Job: Give only the number of lines in these records that contain the word "overstortend".

Records from a collection of figures
○ ○ ○ ○ ○

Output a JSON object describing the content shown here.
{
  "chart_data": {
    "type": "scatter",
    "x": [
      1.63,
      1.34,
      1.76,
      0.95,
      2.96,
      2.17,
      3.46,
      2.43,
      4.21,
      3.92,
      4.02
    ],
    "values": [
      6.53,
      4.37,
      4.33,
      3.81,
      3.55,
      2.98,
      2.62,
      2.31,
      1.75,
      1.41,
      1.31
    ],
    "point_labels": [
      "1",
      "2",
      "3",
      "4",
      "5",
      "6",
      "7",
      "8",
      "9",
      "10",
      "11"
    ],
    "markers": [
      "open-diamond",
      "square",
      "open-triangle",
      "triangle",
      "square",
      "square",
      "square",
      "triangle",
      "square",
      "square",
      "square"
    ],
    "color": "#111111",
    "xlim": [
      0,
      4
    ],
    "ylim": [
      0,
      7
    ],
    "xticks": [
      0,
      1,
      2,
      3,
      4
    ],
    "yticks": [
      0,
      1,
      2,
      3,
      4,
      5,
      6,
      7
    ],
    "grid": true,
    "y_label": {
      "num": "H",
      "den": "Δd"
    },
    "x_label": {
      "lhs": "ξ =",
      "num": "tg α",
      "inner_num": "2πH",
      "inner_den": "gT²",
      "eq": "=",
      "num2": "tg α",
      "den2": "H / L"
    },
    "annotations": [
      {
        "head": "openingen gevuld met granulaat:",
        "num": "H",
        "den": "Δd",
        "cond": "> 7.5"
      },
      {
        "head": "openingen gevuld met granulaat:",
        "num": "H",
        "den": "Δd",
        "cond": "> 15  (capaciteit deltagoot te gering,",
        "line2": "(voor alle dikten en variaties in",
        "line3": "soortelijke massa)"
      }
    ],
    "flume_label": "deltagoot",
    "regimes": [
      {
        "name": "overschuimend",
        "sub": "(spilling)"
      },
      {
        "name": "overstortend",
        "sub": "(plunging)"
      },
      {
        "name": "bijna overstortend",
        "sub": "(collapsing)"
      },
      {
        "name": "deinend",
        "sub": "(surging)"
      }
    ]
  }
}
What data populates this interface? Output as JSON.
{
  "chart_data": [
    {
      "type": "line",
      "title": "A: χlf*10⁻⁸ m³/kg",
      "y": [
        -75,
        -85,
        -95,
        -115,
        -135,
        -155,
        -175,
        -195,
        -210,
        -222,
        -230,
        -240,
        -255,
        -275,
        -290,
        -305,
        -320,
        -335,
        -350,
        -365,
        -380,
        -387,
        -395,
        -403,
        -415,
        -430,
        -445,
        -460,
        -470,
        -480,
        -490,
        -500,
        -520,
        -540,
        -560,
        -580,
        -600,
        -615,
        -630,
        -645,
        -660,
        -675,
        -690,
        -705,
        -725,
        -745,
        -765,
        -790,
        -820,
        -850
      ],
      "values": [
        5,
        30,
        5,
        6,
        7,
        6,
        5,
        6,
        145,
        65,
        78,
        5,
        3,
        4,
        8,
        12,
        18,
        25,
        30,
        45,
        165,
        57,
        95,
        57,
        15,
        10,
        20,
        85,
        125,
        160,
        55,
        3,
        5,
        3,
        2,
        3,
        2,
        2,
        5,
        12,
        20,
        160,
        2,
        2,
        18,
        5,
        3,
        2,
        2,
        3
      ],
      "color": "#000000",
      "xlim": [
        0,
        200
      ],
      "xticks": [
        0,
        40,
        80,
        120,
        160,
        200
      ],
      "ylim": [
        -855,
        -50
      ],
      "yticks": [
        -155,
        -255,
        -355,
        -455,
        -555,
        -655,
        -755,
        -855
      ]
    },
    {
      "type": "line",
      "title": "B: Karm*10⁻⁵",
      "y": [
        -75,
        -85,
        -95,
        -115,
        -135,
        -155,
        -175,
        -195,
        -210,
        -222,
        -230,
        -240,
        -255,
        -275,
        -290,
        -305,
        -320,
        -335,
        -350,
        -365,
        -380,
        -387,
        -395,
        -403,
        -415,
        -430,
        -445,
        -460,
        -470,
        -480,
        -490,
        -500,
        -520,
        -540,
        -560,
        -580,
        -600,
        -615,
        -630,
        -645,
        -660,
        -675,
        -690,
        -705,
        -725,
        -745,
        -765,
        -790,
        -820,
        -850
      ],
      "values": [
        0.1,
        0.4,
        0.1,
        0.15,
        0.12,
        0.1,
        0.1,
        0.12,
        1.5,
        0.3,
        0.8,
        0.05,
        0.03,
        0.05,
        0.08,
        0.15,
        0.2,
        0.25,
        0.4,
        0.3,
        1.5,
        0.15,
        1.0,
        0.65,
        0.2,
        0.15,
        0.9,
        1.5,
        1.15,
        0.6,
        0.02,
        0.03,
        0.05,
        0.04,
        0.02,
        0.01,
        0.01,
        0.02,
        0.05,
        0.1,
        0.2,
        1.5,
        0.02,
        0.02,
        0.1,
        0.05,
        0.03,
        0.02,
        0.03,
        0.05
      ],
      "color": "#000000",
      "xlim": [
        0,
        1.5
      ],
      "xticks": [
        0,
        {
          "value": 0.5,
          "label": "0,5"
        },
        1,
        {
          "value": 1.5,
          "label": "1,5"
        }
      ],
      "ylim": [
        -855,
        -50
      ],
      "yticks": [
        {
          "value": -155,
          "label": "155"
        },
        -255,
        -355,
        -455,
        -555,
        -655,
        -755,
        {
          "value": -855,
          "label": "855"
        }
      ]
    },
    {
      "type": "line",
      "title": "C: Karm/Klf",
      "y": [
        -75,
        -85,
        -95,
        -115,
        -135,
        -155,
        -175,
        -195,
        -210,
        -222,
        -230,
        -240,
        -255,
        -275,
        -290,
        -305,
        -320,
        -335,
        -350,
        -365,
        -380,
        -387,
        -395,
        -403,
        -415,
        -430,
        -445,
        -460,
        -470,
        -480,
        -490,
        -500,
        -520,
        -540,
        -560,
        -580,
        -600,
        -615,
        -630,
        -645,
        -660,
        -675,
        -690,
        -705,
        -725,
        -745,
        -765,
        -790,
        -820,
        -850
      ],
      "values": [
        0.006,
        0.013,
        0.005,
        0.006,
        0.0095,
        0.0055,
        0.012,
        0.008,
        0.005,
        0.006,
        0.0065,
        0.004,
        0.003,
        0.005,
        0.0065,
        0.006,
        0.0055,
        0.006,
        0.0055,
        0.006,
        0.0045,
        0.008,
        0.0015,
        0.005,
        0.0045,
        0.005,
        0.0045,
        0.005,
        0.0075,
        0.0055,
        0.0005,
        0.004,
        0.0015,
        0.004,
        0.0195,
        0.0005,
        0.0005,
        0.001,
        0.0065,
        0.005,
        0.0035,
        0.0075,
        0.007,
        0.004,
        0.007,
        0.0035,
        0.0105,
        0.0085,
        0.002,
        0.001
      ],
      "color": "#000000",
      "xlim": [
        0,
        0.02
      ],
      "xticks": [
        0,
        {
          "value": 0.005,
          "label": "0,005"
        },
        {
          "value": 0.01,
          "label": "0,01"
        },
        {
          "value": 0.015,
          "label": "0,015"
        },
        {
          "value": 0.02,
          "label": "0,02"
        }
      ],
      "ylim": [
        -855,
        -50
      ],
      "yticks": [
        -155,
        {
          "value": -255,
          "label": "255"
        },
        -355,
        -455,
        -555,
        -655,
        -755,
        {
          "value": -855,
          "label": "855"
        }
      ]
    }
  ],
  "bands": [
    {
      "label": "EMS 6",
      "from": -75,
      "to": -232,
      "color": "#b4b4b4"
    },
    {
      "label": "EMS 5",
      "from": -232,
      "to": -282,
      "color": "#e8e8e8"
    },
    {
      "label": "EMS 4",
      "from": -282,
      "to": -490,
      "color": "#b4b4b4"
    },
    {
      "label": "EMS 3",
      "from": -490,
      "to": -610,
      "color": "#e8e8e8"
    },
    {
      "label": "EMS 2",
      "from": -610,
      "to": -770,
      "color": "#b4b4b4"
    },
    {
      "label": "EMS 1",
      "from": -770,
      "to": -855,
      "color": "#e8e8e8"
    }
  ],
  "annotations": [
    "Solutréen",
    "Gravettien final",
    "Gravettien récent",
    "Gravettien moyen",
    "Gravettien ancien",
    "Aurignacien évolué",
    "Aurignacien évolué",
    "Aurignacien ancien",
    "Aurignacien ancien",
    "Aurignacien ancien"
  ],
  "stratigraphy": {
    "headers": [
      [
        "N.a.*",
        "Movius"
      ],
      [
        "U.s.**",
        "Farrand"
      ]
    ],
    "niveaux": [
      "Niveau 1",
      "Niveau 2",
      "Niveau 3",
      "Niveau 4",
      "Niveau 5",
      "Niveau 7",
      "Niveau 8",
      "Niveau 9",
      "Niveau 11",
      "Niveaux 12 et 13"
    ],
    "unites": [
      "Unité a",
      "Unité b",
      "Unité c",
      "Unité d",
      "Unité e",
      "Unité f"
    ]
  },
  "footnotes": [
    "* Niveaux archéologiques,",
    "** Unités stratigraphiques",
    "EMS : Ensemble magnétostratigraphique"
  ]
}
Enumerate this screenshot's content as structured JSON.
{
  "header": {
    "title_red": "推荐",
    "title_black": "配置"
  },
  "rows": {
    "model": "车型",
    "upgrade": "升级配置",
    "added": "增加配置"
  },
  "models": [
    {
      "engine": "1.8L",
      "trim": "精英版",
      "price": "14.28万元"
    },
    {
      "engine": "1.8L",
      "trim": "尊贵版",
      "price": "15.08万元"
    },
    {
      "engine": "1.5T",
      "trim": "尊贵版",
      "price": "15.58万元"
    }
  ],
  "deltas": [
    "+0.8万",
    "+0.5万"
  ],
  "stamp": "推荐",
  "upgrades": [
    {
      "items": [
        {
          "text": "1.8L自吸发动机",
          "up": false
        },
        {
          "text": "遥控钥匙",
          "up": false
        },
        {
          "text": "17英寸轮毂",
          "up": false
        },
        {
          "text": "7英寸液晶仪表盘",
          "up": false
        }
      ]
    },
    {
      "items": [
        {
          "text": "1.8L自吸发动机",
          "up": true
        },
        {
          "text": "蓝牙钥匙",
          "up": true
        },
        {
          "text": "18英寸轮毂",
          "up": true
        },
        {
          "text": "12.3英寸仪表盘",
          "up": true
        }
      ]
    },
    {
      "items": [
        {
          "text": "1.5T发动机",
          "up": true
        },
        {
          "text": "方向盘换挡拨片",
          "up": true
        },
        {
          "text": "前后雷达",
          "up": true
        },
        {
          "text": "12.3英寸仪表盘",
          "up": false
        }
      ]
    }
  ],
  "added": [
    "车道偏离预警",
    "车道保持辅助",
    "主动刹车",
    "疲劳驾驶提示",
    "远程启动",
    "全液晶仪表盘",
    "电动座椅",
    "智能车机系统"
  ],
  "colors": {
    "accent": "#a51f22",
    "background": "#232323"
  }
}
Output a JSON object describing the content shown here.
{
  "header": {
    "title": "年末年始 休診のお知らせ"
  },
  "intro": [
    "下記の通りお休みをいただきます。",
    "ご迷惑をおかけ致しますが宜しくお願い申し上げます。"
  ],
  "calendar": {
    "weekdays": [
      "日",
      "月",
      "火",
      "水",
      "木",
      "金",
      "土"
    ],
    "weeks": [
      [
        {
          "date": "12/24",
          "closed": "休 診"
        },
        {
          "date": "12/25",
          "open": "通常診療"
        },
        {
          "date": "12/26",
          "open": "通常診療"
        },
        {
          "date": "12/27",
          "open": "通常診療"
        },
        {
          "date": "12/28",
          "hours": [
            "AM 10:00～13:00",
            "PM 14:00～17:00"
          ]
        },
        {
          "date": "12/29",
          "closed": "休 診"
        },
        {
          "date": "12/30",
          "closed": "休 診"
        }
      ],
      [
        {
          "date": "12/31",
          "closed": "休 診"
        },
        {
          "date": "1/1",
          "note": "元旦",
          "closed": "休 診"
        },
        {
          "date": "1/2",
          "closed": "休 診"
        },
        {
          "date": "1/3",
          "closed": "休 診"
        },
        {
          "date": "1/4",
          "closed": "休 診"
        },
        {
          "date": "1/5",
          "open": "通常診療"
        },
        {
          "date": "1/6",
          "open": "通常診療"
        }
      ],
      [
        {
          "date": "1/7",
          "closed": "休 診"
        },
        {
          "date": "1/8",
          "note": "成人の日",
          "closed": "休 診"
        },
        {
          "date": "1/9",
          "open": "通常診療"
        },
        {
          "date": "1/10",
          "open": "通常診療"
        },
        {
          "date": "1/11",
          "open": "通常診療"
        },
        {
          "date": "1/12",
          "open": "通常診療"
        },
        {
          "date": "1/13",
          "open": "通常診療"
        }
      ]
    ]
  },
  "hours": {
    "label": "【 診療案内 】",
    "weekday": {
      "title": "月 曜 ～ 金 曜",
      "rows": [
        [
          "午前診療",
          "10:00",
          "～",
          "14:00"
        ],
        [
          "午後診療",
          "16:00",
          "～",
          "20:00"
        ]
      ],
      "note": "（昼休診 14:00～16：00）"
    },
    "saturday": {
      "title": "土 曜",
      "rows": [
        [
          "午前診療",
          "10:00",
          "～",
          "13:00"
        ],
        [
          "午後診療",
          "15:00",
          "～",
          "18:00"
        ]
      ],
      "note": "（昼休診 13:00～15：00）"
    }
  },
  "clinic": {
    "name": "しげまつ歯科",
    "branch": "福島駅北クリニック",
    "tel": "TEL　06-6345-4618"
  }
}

○ ○ ○ ○ ○

Result of the task: 2